**Written task**
Can you give all the records again without altering a single character?

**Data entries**

----------------

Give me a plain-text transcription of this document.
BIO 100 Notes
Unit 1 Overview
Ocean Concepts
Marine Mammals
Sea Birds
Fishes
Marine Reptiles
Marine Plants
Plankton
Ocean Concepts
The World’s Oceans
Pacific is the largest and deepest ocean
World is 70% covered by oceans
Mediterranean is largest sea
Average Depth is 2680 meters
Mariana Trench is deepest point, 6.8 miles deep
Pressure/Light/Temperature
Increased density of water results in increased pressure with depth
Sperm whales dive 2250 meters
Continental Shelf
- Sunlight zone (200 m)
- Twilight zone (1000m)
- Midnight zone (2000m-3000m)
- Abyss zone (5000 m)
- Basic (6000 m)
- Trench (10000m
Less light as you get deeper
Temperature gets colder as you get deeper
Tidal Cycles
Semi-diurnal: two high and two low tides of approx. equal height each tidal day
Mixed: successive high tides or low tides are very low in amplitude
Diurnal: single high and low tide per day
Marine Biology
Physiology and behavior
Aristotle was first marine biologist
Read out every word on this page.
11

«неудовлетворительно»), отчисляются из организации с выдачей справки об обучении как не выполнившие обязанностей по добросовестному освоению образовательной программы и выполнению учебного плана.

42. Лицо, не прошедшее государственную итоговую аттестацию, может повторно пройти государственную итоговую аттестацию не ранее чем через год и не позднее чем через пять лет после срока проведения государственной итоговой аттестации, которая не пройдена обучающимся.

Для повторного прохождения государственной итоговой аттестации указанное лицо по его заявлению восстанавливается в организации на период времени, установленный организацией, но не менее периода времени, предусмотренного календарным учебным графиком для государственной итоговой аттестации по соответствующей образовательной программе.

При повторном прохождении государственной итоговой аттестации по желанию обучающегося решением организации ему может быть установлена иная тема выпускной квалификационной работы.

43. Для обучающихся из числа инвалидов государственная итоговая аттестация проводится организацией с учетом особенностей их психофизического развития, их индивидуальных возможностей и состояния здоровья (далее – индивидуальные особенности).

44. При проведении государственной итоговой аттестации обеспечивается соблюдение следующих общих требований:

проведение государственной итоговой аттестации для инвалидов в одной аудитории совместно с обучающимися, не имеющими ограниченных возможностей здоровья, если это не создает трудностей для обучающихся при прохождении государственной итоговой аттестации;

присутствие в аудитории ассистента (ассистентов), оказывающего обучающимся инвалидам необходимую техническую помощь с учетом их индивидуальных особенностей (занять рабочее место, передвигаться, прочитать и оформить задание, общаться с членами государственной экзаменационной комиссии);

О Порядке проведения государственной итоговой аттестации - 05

----------------

**Answer for this exercise**
Give me a plain-text transcription of this document.
BIO 100 Notes
Unit 1 Overview
Ocean Concepts
Marine Mammals
Sea Birds
Fishes
Marine Reptiles
Marine Plants
Plankton
Ocean Concepts
The World’s Oceans
Pacific is the largest and deepest ocean
World is 70% covered by oceans
Mediterranean is largest sea
Average Depth is 2680 meters
Mariana Trench is deepest point, 6.8 miles deep
Pressure/Light/Temperature
Increased density of water results in increased pressure with depth
Sperm whales dive 2250 meters
Continental Shelf
- Sunlight zone (200 m)
- Twilight zone (1000m)
- Midnight zone (2000m-3000m)
- Abyss zone (5000 m)
- Basic (6000 m)
- Trench (10000m
Less light as you get deeper
Temperature gets colder as you get deeper
Tidal Cycles
Semi-diurnal: two high and two low tides of approx. equal height each tidal day
Mixed: successive high tides or low tides are very low in amplitude
Diurnal: single high and low tide per day
Marine Biology
Physiology and behavior
Aristotle was first marine biologist
Read out every word on this page.
11

«неудовлетворительно»), отчисляются из организации с выдачей справки об обучении как не выполнившие обязанностей по добросовестному освоению образовательной программы и выполнению учебного плана.

42. Лицо, не прошедшее государственную итоговую аттестацию, может повторно пройти государственную итоговую аттестацию не ранее чем через год и не позднее чем через пять лет после срока проведения государственной итоговой аттестации, которая не пройдена обучающимся.

Для повторного прохождения государственной итоговой аттестации указанное лицо по его заявлению восстанавливается в организации на период времени, установленный организацией, но не менее периода времени, предусмотренного календарным учебным графиком для государственной итоговой аттестации по соответствующей образовательной программе.

При повторном прохождении государственной итоговой аттестации по желанию обучающегося решением организации ему может быть установлена иная тема выпускной квалификационной работы.

43. Для обучающихся из числа инвалидов государственная итоговая аттестация проводится организацией с учетом особенностей их психофизического развития, их индивидуальных возможностей и состояния здоровья (далее – индивидуальные особенности).

44. При проведении государственной итоговой аттестации обеспечивается соблюдение следующих общих требований:

проведение государственной итоговой аттестации для инвалидов в одной аудитории совместно с обучающимися, не имеющими ограниченных возможностей здоровья, если это не создает трудностей для обучающихся при прохождении государственной итоговой аттестации;

присутствие в аудитории ассистента (ассистентов), оказывающего обучающимся инвалидам необходимую техническую помощь с учетом их индивидуальных особенностей (занять рабочее место, передвигаться, прочитать и оформить задание, общаться с членами государственной экзаменационной комиссии);

О Порядке проведения государственной итоговой аттестации - 05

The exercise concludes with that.